# WHAT IS NEEDED:
Retype the material in full, keeping every word the same.

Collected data
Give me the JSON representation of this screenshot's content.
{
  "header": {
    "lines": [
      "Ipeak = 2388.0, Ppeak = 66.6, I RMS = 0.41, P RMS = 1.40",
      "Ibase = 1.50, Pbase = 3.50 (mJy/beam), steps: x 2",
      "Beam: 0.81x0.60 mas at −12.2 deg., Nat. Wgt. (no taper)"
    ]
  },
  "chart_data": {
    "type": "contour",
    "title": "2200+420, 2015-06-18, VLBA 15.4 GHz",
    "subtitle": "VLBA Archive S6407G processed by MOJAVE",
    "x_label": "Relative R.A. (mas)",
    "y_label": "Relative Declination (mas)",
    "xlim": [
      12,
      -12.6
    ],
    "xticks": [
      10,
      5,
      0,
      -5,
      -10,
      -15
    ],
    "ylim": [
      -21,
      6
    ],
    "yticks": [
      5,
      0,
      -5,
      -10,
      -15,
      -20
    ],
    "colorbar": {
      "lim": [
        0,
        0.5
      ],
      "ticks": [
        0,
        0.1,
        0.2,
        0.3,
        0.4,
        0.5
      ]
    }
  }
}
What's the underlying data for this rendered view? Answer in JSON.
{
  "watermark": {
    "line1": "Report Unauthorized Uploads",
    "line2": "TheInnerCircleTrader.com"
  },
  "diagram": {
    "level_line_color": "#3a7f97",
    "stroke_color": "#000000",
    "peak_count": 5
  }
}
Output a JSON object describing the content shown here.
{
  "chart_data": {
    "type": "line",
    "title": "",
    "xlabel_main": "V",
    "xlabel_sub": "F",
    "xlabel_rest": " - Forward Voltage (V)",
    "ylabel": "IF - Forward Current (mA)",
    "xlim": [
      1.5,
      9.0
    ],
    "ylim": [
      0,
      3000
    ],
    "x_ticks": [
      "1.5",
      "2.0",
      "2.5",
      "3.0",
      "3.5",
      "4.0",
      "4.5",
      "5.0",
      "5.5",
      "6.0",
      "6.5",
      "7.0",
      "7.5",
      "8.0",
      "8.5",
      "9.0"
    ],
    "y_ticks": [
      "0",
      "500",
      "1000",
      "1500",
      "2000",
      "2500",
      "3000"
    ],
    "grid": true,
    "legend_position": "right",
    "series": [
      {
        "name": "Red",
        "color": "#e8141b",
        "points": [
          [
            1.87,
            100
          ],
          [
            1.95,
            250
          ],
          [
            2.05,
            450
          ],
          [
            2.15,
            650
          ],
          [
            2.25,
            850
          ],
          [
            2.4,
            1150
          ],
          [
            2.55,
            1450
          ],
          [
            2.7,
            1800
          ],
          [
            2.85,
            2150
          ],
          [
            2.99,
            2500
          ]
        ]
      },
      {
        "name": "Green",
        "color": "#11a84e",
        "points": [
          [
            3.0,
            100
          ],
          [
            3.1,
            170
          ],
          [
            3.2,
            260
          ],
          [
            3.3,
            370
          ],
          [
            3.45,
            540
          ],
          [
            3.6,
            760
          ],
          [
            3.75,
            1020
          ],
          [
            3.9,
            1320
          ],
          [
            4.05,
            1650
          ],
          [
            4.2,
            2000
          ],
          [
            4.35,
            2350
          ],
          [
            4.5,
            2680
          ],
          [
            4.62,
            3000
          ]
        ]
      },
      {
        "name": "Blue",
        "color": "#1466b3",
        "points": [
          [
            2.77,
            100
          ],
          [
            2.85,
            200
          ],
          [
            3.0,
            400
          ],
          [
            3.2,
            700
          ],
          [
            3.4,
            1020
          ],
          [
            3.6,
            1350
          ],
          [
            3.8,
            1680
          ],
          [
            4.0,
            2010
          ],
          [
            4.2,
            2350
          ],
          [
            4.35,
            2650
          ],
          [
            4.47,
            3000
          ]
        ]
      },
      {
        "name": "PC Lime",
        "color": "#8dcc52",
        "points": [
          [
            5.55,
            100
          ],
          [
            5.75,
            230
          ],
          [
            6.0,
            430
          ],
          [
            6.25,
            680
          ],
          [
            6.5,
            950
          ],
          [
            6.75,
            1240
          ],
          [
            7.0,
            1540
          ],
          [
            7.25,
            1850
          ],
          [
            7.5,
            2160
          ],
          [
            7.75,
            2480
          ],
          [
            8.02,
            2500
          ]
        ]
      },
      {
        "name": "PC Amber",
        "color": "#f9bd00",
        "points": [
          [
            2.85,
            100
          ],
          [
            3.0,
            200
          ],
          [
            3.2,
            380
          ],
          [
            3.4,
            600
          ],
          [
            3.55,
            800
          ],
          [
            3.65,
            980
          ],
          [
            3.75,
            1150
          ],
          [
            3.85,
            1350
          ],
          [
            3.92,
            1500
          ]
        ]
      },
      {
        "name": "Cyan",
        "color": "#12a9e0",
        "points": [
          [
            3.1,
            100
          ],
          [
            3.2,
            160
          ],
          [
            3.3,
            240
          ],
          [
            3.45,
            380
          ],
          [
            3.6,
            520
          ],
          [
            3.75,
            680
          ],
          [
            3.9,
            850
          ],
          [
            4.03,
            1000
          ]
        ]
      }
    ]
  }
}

# ANSWER BELOW:
Give me the JSON representation of this screenshot's content.
{
  "header": {
    "lines": [
      "Ipeak = 2388.0, Ppeak = 66.6, I RMS = 0.41, P RMS = 1.40",
      "Ibase = 1.50, Pbase = 3.50 (mJy/beam), steps: x 2",
      "Beam: 0.81x0.60 mas at −12.2 deg., Nat. Wgt. (no taper)"
    ]
  },
  "chart_data": {
    "type": "contour",
    "title": "2200+420, 2015-06-18, VLBA 15.4 GHz",
    "subtitle": "VLBA Archive S6407G processed by MOJAVE",
    "x_label": "Relative R.A. (mas)",
    "y_label": "Relative Declination (mas)",
    "xlim": [
      12,
      -12.6
    ],
    "xticks": [
      10,
      5,
      0,
      -5,
      -10,
      -15
    ],
    "ylim": [
      -21,
      6
    ],
    "yticks": [
      5,
      0,
      -5,
      -10,
      -15,
      -20
    ],
    "colorbar": {
      "lim": [
        0,
        0.5
      ],
      "ticks": [
        0,
        0.1,
        0.2,
        0.3,
        0.4,
        0.5
      ]
    }
  }
}
What's the underlying data for this rendered view? Answer in JSON.
{
  "watermark": {
    "line1": "Report Unauthorized Uploads",
    "line2": "TheInnerCircleTrader.com"
  },
  "diagram": {
    "level_line_color": "#3a7f97",
    "stroke_color": "#000000",
    "peak_count": 5
  }
}
Output a JSON object describing the content shown here.
{
  "chart_data": {
    "type": "line",
    "title": "",
    "xlabel_main": "V",
    "xlabel_sub": "F",
    "xlabel_rest": " - Forward Voltage (V)",
    "ylabel": "IF - Forward Current (mA)",
    "xlim": [
      1.5,
      9.0
    ],
    "ylim": [
      0,
      3000
    ],
    "x_ticks": [
      "1.5",
      "2.0",
      "2.5",
      "3.0",
      "3.5",
      "4.0",
      "4.5",
      "5.0",
      "5.5",
      "6.0",
      "6.5",
      "7.0",
      "7.5",
      "8.0",
      "8.5",
      "9.0"
    ],
    "y_ticks": [
      "0",
      "500",
      "1000",
      "1500",
      "2000",
      "2500",
      "3000"
    ],
    "grid": true,
    "legend_position": "right",
    "series": [
      {
        "name": "Red",
        "color": "#e8141b",
        "points": [
          [
            1.87,
            100
          ],
          [
            1.95,
            250
          ],
          [
            2.05,
            450
          ],
          [
            2.15,
            650
          ],
          [
            2.25,
            850
          ],
          [
            2.4,
            1150
          ],
          [
            2.55,
            1450
          ],
          [
            2.7,
            1800
          ],
          [
            2.85,
            2150
          ],
          [
            2.99,
            2500
          ]
        ]
      },
      {
        "name": "Green",
        "color": "#11a84e",
        "points": [
          [
            3.0,
            100
          ],
          [
            3.1,
            170
          ],
          [
            3.2,
            260
          ],
          [
            3.3,
            370
          ],
          [
            3.45,
            540
          ],
          [
            3.6,
            760
          ],
          [
            3.75,
            1020
          ],
          [
            3.9,
            1320
          ],
          [
            4.05,
            1650
          ],
          [
            4.2,
            2000
          ],
          [
            4.35,
            2350
          ],
          [
            4.5,
            2680
          ],
          [
            4.62,
            3000
          ]
        ]
      },
      {
        "name": "Blue",
        "color": "#1466b3",
        "points": [
          [
            2.77,
            100
          ],
          [
            2.85,
            200
          ],
          [
            3.0,
            400
          ],
          [
            3.2,
            700
          ],
          [
            3.4,
            1020
          ],
          [
            3.6,
            1350
          ],
          [
            3.8,
            1680
          ],
          [
            4.0,
            2010
          ],
          [
            4.2,
            2350
          ],
          [
            4.35,
            2650
          ],
          [
            4.47,
            3000
          ]
        ]
      },
      {
        "name": "PC Lime",
        "color": "#8dcc52",
        "points": [
          [
            5.55,
            100
          ],
          [
            5.75,
            230
          ],
          [
            6.0,
            430
          ],
          [
            6.25,
            680
          ],
          [
            6.5,
            950
          ],
          [
            6.75,
            1240
          ],
          [
            7.0,
            1540
          ],
          [
            7.25,
            1850
          ],
          [
            7.5,
            2160
          ],
          [
            7.75,
            2480
          ],
          [
            8.02,
            2500
          ]
        ]
      },
      {
        "name": "PC Amber",
        "color": "#f9bd00",
        "points": [
          [
            2.85,
            100
          ],
          [
            3.0,
            200
          ],
          [
            3.2,
            380
          ],
          [
            3.4,
            600
          ],
          [
            3.55,
            800
          ],
          [
            3.65,
            980
          ],
          [
            3.75,
            1150
          ],
          [
            3.85,
            1350
          ],
          [
            3.92,
            1500
          ]
        ]
      },
      {
        "name": "Cyan",
        "color": "#12a9e0",
        "points": [
          [
            3.1,
            100
          ],
          [
            3.2,
            160
          ],
          [
            3.3,
            240
          ],
          [
            3.45,
            380
          ],
          [
            3.6,
            520
          ],
          [
            3.75,
            680
          ],
          [
            3.9,
            850
          ],
          [
            4.03,
            1000
          ]
        ]
      }
    ]
  }
}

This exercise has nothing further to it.